**TASK DETAILS**
Could you continue the passage on creationist population arithmetic and the limits on human population growth, starting right after its final sentence?

**READING PASSAGE**

◆ ◆ ◆ ◆ ◆ ◆ ◆

Time to cut to the bottom line -- and we reach it in a hurry: at this very modest rate of rabbits' being fruitful and multiplying, by the fifty-third year there would be 1.669619x1024 rabbits, more or less, and they would outweigh the entire Earth (1.32x1024 lbs.)! That's after a mere fifty-three years of the same kind of reproduction the creationist assumes when he calculates the human population to be just about right for growth since the Flood! (Feel free to check my math.)

Obviously the rabbit population never exploded like that in any 53 year period, even after their catastrophic introduction to Australia a few years back. Anybody, regardless of his beliefs about evolution, can tell you why: the rabbit population is kept in check by predators, disease, and if nothing else, by outright starvation if it outgrows its food resources. Equally obviously, those population pressures and constraints apply to all other animals. And surely anyone can see that they must also apply to people. Would people be the only creatures on Earth to experience a steady, unconstrained, geometric growth rate?

Anyone who thinks so has an awfully simple-minded view of human history. Sticking strictly with historical times (since creationists don't admit there even was a prehistory), during most centuries, in most places, the human population has remained relatively stable, rather than steadily increasing. There were notable periods when populations decreased, due to social collapse and chaos, disease, failure of agriculture due to overfarming, etc. During the 1300's the population of Europe decreased by at least 1/4 (bubonic plague). From the 1500's through the 1800's, populations of Amerindians declined, in many places by 90%; in some places the extermination was total (mostly from "white men's diseases," to which they had evolved no resistance, but also from enslavement and purposeful genocide). There are no more Carib Indians--at all. In many parts of the industrialized world, including Western Europe and the US, the population has essentially stopped growing, and even turned slightly negative, due to the availability of effective contraceptives and personal choice to limit family size. In some places the only increase in population comes from immigration from other countries.

◆ ◆ ◆ ◆ ◆ ◆ ◆

**DATASET ENTRIES**
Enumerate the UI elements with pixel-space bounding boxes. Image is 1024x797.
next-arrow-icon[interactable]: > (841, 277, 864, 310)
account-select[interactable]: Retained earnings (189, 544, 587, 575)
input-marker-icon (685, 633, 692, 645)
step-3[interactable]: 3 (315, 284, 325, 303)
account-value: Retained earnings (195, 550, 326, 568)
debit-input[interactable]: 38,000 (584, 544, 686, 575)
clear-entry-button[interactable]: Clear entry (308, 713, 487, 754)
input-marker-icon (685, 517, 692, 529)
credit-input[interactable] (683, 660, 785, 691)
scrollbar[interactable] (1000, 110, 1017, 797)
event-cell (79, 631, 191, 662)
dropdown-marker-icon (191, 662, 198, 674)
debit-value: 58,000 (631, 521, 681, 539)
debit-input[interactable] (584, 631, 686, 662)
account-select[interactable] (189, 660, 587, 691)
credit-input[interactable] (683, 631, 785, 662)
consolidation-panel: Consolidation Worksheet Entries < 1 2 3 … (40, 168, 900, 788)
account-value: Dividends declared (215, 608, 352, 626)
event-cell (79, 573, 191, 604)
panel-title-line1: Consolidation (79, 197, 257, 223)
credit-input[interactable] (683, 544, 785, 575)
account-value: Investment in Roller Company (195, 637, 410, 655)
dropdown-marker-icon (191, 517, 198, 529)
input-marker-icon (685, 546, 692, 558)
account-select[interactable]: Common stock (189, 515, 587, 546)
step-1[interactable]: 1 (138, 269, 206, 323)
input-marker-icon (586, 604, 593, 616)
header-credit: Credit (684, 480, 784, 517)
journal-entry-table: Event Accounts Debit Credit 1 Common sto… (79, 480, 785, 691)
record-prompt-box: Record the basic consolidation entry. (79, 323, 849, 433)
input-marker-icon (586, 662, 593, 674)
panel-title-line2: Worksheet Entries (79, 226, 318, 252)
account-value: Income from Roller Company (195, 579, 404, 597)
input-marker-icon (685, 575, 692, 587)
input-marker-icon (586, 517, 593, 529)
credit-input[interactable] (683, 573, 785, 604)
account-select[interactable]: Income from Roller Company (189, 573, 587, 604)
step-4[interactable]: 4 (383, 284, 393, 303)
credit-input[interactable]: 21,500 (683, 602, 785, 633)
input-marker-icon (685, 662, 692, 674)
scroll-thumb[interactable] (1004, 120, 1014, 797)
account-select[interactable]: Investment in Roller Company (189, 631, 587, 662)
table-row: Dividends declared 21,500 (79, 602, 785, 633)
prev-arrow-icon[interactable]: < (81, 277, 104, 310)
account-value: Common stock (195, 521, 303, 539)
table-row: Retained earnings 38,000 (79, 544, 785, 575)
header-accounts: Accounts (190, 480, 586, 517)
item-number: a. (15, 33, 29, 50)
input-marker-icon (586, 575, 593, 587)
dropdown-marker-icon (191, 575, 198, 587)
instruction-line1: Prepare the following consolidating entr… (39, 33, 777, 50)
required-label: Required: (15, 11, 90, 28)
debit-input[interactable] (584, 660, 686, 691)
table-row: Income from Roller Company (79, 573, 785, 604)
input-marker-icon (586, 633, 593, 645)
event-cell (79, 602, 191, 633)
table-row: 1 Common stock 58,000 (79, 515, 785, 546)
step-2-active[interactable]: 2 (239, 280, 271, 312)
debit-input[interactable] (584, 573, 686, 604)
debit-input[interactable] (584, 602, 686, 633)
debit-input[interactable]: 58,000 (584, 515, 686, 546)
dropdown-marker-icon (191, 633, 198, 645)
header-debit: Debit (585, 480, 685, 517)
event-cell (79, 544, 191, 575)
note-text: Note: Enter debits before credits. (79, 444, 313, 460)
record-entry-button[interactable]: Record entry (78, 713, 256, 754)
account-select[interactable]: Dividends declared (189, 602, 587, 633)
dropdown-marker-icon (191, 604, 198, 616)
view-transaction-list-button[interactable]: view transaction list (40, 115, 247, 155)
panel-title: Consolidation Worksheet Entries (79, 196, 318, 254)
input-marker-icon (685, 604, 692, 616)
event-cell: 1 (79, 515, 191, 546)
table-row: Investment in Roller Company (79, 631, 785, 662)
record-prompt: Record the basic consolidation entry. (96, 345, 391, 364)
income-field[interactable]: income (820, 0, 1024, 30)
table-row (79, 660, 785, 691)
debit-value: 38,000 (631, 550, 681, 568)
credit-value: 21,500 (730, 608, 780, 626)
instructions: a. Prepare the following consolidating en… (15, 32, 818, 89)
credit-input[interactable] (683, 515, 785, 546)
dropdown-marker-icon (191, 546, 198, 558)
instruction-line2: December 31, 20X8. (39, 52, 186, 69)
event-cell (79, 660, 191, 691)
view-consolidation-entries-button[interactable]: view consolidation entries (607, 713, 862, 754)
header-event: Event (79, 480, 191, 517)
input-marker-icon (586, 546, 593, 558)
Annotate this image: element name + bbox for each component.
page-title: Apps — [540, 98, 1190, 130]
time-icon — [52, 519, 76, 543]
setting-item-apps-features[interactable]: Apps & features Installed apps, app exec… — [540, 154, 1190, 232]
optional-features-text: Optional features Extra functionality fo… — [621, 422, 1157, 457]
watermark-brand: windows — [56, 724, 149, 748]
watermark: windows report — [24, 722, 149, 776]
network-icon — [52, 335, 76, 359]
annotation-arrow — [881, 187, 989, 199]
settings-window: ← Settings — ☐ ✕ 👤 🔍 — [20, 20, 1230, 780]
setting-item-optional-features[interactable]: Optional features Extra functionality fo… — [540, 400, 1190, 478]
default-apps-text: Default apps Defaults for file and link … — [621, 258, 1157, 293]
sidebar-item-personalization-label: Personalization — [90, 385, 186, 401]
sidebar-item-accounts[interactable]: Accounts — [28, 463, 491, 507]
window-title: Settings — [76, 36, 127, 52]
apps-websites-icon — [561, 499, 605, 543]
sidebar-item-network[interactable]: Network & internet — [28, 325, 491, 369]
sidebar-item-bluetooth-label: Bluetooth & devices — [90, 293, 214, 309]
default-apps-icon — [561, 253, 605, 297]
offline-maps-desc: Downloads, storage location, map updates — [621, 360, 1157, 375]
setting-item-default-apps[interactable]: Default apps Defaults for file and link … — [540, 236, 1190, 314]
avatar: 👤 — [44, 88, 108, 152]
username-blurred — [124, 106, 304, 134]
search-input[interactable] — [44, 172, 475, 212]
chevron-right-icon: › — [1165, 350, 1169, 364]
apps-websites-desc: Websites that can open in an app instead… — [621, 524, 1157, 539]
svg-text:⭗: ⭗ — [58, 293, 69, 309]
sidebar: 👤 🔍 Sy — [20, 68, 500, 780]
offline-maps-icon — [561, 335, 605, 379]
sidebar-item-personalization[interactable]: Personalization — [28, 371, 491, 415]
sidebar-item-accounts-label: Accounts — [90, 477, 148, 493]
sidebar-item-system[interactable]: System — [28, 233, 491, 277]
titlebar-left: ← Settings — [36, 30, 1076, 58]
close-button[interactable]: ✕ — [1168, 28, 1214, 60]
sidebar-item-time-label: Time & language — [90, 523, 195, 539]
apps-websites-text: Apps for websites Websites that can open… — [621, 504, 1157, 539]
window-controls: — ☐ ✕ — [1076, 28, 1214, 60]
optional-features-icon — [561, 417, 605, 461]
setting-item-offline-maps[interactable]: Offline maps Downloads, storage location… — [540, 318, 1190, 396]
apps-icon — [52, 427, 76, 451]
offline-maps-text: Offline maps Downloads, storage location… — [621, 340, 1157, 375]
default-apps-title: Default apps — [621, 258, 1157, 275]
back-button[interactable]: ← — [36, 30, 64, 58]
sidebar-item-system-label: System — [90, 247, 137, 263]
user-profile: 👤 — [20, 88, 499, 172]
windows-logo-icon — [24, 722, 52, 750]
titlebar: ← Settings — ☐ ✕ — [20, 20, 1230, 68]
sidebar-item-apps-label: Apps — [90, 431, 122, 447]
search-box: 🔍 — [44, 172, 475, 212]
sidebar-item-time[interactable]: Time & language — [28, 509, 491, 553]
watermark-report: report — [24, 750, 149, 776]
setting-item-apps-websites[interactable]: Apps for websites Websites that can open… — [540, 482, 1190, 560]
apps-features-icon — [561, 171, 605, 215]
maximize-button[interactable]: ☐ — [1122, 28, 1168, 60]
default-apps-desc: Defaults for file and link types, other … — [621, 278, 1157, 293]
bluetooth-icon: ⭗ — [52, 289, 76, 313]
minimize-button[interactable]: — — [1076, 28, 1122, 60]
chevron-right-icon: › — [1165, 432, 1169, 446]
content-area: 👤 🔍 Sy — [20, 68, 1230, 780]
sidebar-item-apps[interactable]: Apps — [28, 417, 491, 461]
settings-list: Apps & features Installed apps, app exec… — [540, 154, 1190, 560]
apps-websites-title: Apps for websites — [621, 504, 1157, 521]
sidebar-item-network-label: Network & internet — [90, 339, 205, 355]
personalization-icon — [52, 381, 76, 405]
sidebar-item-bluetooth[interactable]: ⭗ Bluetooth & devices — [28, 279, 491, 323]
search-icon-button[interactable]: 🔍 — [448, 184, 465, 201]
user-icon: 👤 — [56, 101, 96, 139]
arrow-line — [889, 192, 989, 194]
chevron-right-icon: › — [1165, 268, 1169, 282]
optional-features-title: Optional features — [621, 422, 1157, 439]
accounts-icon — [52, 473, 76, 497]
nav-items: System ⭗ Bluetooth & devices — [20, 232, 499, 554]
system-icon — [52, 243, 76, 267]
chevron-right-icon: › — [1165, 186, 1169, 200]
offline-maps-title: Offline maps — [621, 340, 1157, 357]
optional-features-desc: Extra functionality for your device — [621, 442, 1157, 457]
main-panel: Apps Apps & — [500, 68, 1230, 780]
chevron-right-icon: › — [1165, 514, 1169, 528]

◆ ◆ ◆ ◆ ◆ ◆ ◆

**RESULT OF THE EXERCISE**
Then how come the world population has grown and continues to grow? Easy: because we're so smart. We have invented better medicines, better crops, better living conditions, and an industrialized world in which the same amount of land can feed many times the number of people it could 2,000 years ago. Only in the past few centuries, with the rise of industrialization and modern science, has the world population "skyrocketted" in the way that creationists would have us believe it has been doing all along. Won't it continue to grow geometrically? No. The growth rate is already slowing in most places, as education, contraception, and desire for smaller families spread through the developing world. In places where social pressures and rising expectations don't limit population before it overwhelms its food supply, there could very well be mass starvations (as, of course there have already been, in the past and in our own century). Just like the rabbits.

Why is it that there is just about the population you would expect if people had been multiplying steadily since the Flood? Mere coincidence (and a little adjustment of figures to make it come out right). We just saw that it doesn't work at all for any animal with a faster reproduction than ours (which is nearly all other animals). Their populations don't grow at a steady rate, and neither has ours.